>> Start GIVEN INFORMATION

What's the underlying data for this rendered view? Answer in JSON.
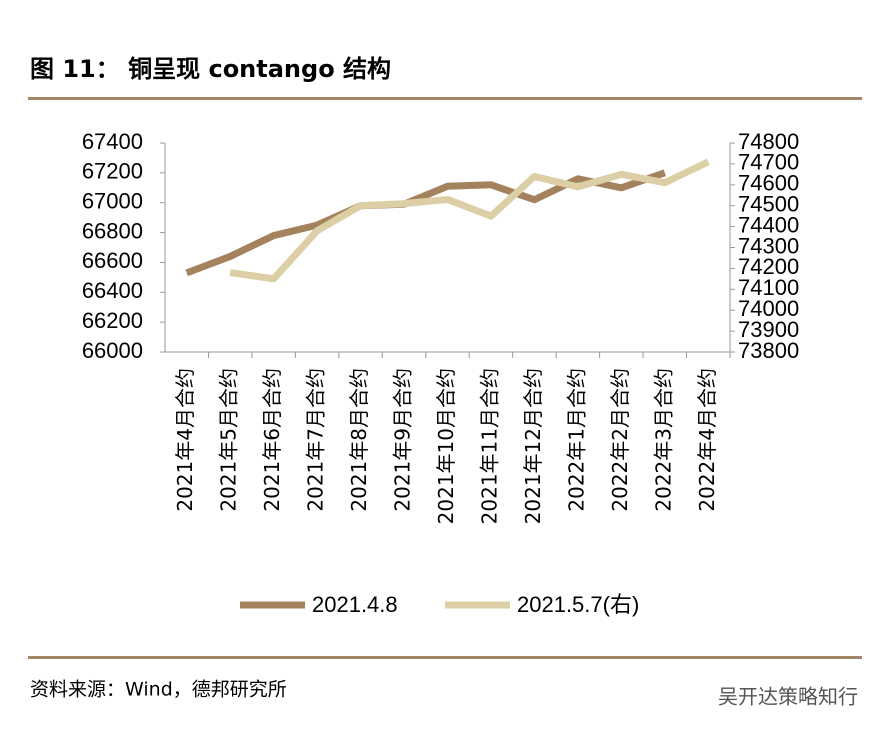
{
  "chart_data": {
    "type": "line",
    "title": "图 11：   铜呈现 contango 结构",
    "source": "资料来源：Wind，德邦研究所",
    "watermark": "吴开达策略知行",
    "categories": [
      "2021年4月合约",
      "2021年5月合约",
      "2021年6月合约",
      "2021年7月合约",
      "2021年8月合约",
      "2021年9月合约",
      "2021年10月合约",
      "2021年11月合约",
      "2021年12月合约",
      "2022年1月合约",
      "2022年2月合约",
      "2022年3月合约",
      "2022年4月合约"
    ],
    "series": [
      {
        "name": "2021.4.8",
        "color": "#a5825e",
        "values": [
          66530,
          66640,
          66780,
          66850,
          66980,
          66990,
          67110,
          67120,
          67020,
          67160,
          67100,
          67200,
          null
        ]
      },
      {
        "name": "2021.5.7(右)",
        "color": "#dccfa6",
        "axis": "y2",
        "values": [
          null,
          74180,
          74150,
          74380,
          74500,
          74510,
          74530,
          74450,
          74640,
          74590,
          74650,
          74610,
          74710
        ]
      }
    ],
    "ylim": [
      66000,
      67400
    ],
    "yticks": [
      66000,
      66200,
      66400,
      66600,
      66800,
      67000,
      67200,
      67400
    ],
    "y2lim": [
      73800,
      74800
    ],
    "y2ticks": [
      73800,
      73900,
      74000,
      74100,
      74200,
      74300,
      74400,
      74500,
      74600,
      74700,
      74800
    ]
  }
}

>> End GIVEN INFORMATION

**TASK REQUIREMENTS:** Copy out each line exactly, without the pictures.

**SOLUTION TO THIS PROBLEM:**
What's the underlying data for this rendered view? Answer in JSON.
{
  "chart_data": {
    "type": "line",
    "title": "图 11：   铜呈现 contango 结构",
    "source": "资料来源：Wind，德邦研究所",
    "watermark": "吴开达策略知行",
    "categories": [
      "2021年4月合约",
      "2021年5月合约",
      "2021年6月合约",
      "2021年7月合约",
      "2021年8月合约",
      "2021年9月合约",
      "2021年10月合约",
      "2021年11月合约",
      "2021年12月合约",
      "2022年1月合约",
      "2022年2月合约",
      "2022年3月合约",
      "2022年4月合约"
    ],
    "series": [
      {
        "name": "2021.4.8",
        "color": "#a5825e",
        "values": [
          66530,
          66640,
          66780,
          66850,
          66980,
          66990,
          67110,
          67120,
          67020,
          67160,
          67100,
          67200,
          null
        ]
      },
      {
        "name": "2021.5.7(右)",
        "color": "#dccfa6",
        "axis": "y2",
        "values": [
          null,
          74180,
          74150,
          74380,
          74500,
          74510,
          74530,
          74450,
          74640,
          74590,
          74650,
          74610,
          74710
        ]
      }
    ],
    "ylim": [
      66000,
      67400
    ],
    "yticks": [
      66000,
      66200,
      66400,
      66600,
      66800,
      67000,
      67200,
      67400
    ],
    "y2lim": [
      73800,
      74800
    ],
    "y2ticks": [
      73800,
      73900,
      74000,
      74100,
      74200,
      74300,
      74400,
      74500,
      74600,
      74700,
      74800
    ]
  }
}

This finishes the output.